>> BEGIN Data entries
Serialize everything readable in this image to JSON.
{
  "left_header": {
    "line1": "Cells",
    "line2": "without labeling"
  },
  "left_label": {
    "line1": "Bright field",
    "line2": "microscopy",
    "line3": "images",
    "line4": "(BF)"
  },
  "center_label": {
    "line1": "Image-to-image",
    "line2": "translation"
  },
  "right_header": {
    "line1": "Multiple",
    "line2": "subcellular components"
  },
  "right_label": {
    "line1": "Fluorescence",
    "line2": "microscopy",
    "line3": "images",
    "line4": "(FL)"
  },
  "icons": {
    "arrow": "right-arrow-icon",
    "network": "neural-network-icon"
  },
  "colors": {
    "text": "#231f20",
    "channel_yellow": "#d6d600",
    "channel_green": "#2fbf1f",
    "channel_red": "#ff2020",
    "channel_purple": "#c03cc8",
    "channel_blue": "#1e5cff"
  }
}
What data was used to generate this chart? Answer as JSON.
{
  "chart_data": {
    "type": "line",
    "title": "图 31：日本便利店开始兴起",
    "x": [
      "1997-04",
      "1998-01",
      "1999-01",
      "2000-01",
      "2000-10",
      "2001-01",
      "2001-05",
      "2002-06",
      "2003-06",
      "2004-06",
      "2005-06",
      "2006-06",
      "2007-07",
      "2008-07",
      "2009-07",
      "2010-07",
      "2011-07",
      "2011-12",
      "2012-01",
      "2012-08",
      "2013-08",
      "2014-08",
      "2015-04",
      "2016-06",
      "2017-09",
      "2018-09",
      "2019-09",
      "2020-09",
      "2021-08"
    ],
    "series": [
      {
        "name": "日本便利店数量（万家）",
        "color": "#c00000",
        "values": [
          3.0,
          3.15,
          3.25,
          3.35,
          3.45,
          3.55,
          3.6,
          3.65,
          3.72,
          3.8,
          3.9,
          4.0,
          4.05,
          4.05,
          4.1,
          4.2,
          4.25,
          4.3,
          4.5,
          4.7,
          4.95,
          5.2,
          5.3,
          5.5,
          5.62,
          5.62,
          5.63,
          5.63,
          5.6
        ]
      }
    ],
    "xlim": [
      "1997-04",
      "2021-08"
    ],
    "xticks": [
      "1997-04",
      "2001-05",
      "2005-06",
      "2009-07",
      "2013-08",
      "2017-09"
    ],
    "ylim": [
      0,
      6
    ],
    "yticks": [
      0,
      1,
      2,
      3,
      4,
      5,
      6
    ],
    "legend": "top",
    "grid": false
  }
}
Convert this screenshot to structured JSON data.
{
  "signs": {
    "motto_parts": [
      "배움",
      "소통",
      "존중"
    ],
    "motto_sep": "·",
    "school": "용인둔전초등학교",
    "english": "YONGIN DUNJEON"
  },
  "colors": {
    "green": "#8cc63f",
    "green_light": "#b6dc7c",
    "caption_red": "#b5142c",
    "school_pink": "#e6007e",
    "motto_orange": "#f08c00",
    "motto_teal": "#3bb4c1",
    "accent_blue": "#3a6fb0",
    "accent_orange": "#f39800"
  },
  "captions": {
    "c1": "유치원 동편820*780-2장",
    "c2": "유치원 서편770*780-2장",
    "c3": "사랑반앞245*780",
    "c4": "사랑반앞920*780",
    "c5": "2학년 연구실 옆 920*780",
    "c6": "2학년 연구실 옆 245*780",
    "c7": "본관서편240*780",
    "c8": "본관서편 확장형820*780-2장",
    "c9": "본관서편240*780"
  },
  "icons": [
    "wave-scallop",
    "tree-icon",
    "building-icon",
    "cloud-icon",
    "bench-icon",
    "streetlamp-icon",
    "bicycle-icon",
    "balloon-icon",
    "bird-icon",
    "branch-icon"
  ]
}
>> END Data entries
- _What you are asked to do_
Print out every record again, exactly and in full.

- _Solved exercise_
Serialize everything readable in this image to JSON.
{
  "left_header": {
    "line1": "Cells",
    "line2": "without labeling"
  },
  "left_label": {
    "line1": "Bright field",
    "line2": "microscopy",
    "line3": "images",
    "line4": "(BF)"
  },
  "center_label": {
    "line1": "Image-to-image",
    "line2": "translation"
  },
  "right_header": {
    "line1": "Multiple",
    "line2": "subcellular components"
  },
  "right_label": {
    "line1": "Fluorescence",
    "line2": "microscopy",
    "line3": "images",
    "line4": "(FL)"
  },
  "icons": {
    "arrow": "right-arrow-icon",
    "network": "neural-network-icon"
  },
  "colors": {
    "text": "#231f20",
    "channel_yellow": "#d6d600",
    "channel_green": "#2fbf1f",
    "channel_red": "#ff2020",
    "channel_purple": "#c03cc8",
    "channel_blue": "#1e5cff"
  }
}
What data was used to generate this chart? Answer as JSON.
{
  "chart_data": {
    "type": "line",
    "title": "图 31：日本便利店开始兴起",
    "x": [
      "1997-04",
      "1998-01",
      "1999-01",
      "2000-01",
      "2000-10",
      "2001-01",
      "2001-05",
      "2002-06",
      "2003-06",
      "2004-06",
      "2005-06",
      "2006-06",
      "2007-07",
      "2008-07",
      "2009-07",
      "2010-07",
      "2011-07",
      "2011-12",
      "2012-01",
      "2012-08",
      "2013-08",
      "2014-08",
      "2015-04",
      "2016-06",
      "2017-09",
      "2018-09",
      "2019-09",
      "2020-09",
      "2021-08"
    ],
    "series": [
      {
        "name": "日本便利店数量（万家）",
        "color": "#c00000",
        "values": [
          3.0,
          3.15,
          3.25,
          3.35,
          3.45,
          3.55,
          3.6,
          3.65,
          3.72,
          3.8,
          3.9,
          4.0,
          4.05,
          4.05,
          4.1,
          4.2,
          4.25,
          4.3,
          4.5,
          4.7,
          4.95,
          5.2,
          5.3,
          5.5,
          5.62,
          5.62,
          5.63,
          5.63,
          5.6
        ]
      }
    ],
    "xlim": [
      "1997-04",
      "2021-08"
    ],
    "xticks": [
      "1997-04",
      "2001-05",
      "2005-06",
      "2009-07",
      "2013-08",
      "2017-09"
    ],
    "ylim": [
      0,
      6
    ],
    "yticks": [
      0,
      1,
      2,
      3,
      4,
      5,
      6
    ],
    "legend": "top",
    "grid": false
  }
}
Convert this screenshot to structured JSON data.
{
  "signs": {
    "motto_parts": [
      "배움",
      "소통",
      "존중"
    ],
    "motto_sep": "·",
    "school": "용인둔전초등학교",
    "english": "YONGIN DUNJEON"
  },
  "colors": {
    "green": "#8cc63f",
    "green_light": "#b6dc7c",
    "caption_red": "#b5142c",
    "school_pink": "#e6007e",
    "motto_orange": "#f08c00",
    "motto_teal": "#3bb4c1",
    "accent_blue": "#3a6fb0",
    "accent_orange": "#f39800"
  },
  "captions": {
    "c1": "유치원 동편820*780-2장",
    "c2": "유치원 서편770*780-2장",
    "c3": "사랑반앞245*780",
    "c4": "사랑반앞920*780",
    "c5": "2학년 연구실 옆 920*780",
    "c6": "2학년 연구실 옆 245*780",
    "c7": "본관서편240*780",
    "c8": "본관서편 확장형820*780-2장",
    "c9": "본관서편240*780"
  },
  "icons": [
    "wave-scallop",
    "tree-icon",
    "building-icon",
    "cloud-icon",
    "bench-icon",
    "streetlamp-icon",
    "bicycle-icon",
    "balloon-icon",
    "bird-icon",
    "branch-icon"
  ]
}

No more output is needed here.